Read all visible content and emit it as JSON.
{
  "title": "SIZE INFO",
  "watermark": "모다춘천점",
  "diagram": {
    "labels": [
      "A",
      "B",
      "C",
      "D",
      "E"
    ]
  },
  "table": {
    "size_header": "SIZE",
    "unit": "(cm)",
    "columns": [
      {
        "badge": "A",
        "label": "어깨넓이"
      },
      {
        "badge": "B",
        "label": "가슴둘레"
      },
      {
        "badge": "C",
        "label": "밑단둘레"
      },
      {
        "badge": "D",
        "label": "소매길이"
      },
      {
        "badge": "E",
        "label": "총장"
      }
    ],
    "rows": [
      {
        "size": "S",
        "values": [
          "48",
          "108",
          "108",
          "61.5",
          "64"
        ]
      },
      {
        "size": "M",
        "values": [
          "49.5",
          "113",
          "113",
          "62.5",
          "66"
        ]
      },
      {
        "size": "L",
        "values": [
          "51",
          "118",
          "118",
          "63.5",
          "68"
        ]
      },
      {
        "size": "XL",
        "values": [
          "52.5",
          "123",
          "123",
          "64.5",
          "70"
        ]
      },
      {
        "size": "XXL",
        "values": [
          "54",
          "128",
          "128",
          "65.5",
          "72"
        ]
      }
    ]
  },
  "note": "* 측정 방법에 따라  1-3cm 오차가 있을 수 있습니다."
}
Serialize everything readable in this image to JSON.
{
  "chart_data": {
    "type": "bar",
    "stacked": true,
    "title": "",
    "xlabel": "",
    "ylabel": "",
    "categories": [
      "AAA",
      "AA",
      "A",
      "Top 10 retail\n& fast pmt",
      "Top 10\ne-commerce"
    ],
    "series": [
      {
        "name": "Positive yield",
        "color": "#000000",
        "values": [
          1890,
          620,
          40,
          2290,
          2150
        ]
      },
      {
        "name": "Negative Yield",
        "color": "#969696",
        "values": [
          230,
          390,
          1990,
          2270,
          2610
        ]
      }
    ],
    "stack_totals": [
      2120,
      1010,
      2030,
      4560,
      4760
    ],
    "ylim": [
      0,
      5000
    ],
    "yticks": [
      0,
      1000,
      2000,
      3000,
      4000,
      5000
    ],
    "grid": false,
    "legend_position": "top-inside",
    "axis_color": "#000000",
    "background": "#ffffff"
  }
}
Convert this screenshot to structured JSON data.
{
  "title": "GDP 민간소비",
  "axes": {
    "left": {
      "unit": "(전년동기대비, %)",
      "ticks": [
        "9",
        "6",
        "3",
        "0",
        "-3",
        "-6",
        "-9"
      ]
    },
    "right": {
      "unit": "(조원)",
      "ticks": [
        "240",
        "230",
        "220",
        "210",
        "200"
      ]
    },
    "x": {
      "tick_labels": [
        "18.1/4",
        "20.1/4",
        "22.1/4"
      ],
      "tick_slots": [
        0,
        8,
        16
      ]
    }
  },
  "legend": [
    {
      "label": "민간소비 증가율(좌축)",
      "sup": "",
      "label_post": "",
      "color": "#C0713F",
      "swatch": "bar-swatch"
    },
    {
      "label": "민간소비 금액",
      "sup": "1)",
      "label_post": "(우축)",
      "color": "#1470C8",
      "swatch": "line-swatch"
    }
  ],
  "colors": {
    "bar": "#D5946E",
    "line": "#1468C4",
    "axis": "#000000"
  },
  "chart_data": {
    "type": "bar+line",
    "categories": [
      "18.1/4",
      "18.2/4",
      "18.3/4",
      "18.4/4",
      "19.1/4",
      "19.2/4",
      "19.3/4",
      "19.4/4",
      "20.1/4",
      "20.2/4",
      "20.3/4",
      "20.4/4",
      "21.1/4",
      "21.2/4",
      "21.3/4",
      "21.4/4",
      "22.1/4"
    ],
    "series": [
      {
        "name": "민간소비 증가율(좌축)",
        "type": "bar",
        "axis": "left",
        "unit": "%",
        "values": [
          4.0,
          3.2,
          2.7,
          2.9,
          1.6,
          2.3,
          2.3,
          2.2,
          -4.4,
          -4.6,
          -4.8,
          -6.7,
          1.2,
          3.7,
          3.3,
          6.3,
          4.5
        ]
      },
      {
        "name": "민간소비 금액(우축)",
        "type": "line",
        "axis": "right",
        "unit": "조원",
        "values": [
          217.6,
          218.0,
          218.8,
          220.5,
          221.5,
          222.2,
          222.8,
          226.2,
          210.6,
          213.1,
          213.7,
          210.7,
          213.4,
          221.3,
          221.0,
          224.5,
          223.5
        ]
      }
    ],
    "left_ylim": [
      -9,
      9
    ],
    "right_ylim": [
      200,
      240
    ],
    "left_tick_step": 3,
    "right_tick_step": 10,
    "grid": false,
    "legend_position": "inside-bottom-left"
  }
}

★ ★ ★ ★ ★ ★ ★

- **Exercise description**
The records above should be restated word for word, please.

- **Answer for this exercise**
Read all visible content and emit it as JSON.
{
  "title": "SIZE INFO",
  "watermark": "모다춘천점",
  "diagram": {
    "labels": [
      "A",
      "B",
      "C",
      "D",
      "E"
    ]
  },
  "table": {
    "size_header": "SIZE",
    "unit": "(cm)",
    "columns": [
      {
        "badge": "A",
        "label": "어깨넓이"
      },
      {
        "badge": "B",
        "label": "가슴둘레"
      },
      {
        "badge": "C",
        "label": "밑단둘레"
      },
      {
        "badge": "D",
        "label": "소매길이"
      },
      {
        "badge": "E",
        "label": "총장"
      }
    ],
    "rows": [
      {
        "size": "S",
        "values": [
          "48",
          "108",
          "108",
          "61.5",
          "64"
        ]
      },
      {
        "size": "M",
        "values": [
          "49.5",
          "113",
          "113",
          "62.5",
          "66"
        ]
      },
      {
        "size": "L",
        "values": [
          "51",
          "118",
          "118",
          "63.5",
          "68"
        ]
      },
      {
        "size": "XL",
        "values": [
          "52.5",
          "123",
          "123",
          "64.5",
          "70"
        ]
      },
      {
        "size": "XXL",
        "values": [
          "54",
          "128",
          "128",
          "65.5",
          "72"
        ]
      }
    ]
  },
  "note": "* 측정 방법에 따라  1-3cm 오차가 있을 수 있습니다."
}
Serialize everything readable in this image to JSON.
{
  "chart_data": {
    "type": "bar",
    "stacked": true,
    "title": "",
    "xlabel": "",
    "ylabel": "",
    "categories": [
      "AAA",
      "AA",
      "A",
      "Top 10 retail\n& fast pmt",
      "Top 10\ne-commerce"
    ],
    "series": [
      {
        "name": "Positive yield",
        "color": "#000000",
        "values": [
          1890,
          620,
          40,
          2290,
          2150
        ]
      },
      {
        "name": "Negative Yield",
        "color": "#969696",
        "values": [
          230,
          390,
          1990,
          2270,
          2610
        ]
      }
    ],
    "stack_totals": [
      2120,
      1010,
      2030,
      4560,
      4760
    ],
    "ylim": [
      0,
      5000
    ],
    "yticks": [
      0,
      1000,
      2000,
      3000,
      4000,
      5000
    ],
    "grid": false,
    "legend_position": "top-inside",
    "axis_color": "#000000",
    "background": "#ffffff"
  }
}
Convert this screenshot to structured JSON data.
{
  "title": "GDP 민간소비",
  "axes": {
    "left": {
      "unit": "(전년동기대비, %)",
      "ticks": [
        "9",
        "6",
        "3",
        "0",
        "-3",
        "-6",
        "-9"
      ]
    },
    "right": {
      "unit": "(조원)",
      "ticks": [
        "240",
        "230",
        "220",
        "210",
        "200"
      ]
    },
    "x": {
      "tick_labels": [
        "18.1/4",
        "20.1/4",
        "22.1/4"
      ],
      "tick_slots": [
        0,
        8,
        16
      ]
    }
  },
  "legend": [
    {
      "label": "민간소비 증가율(좌축)",
      "sup": "",
      "label_post": "",
      "color": "#C0713F",
      "swatch": "bar-swatch"
    },
    {
      "label": "민간소비 금액",
      "sup": "1)",
      "label_post": "(우축)",
      "color": "#1470C8",
      "swatch": "line-swatch"
    }
  ],
  "colors": {
    "bar": "#D5946E",
    "line": "#1468C4",
    "axis": "#000000"
  },
  "chart_data": {
    "type": "bar+line",
    "categories": [
      "18.1/4",
      "18.2/4",
      "18.3/4",
      "18.4/4",
      "19.1/4",
      "19.2/4",
      "19.3/4",
      "19.4/4",
      "20.1/4",
      "20.2/4",
      "20.3/4",
      "20.4/4",
      "21.1/4",
      "21.2/4",
      "21.3/4",
      "21.4/4",
      "22.1/4"
    ],
    "series": [
      {
        "name": "민간소비 증가율(좌축)",
        "type": "bar",
        "axis": "left",
        "unit": "%",
        "values": [
          4.0,
          3.2,
          2.7,
          2.9,
          1.6,
          2.3,
          2.3,
          2.2,
          -4.4,
          -4.6,
          -4.8,
          -6.7,
          1.2,
          3.7,
          3.3,
          6.3,
          4.5
        ]
      },
      {
        "name": "민간소비 금액(우축)",
        "type": "line",
        "axis": "right",
        "unit": "조원",
        "values": [
          217.6,
          218.0,
          218.8,
          220.5,
          221.5,
          222.2,
          222.8,
          226.2,
          210.6,
          213.1,
          213.7,
          210.7,
          213.4,
          221.3,
          221.0,
          224.5,
          223.5
        ]
      }
    ],
    "left_ylim": [
      -9,
      9
    ],
    "right_ylim": [
      200,
      240
    ],
    "left_tick_step": 3,
    "right_tick_step": 10,
    "grid": false,
    "legend_position": "inside-bottom-left"
  }
}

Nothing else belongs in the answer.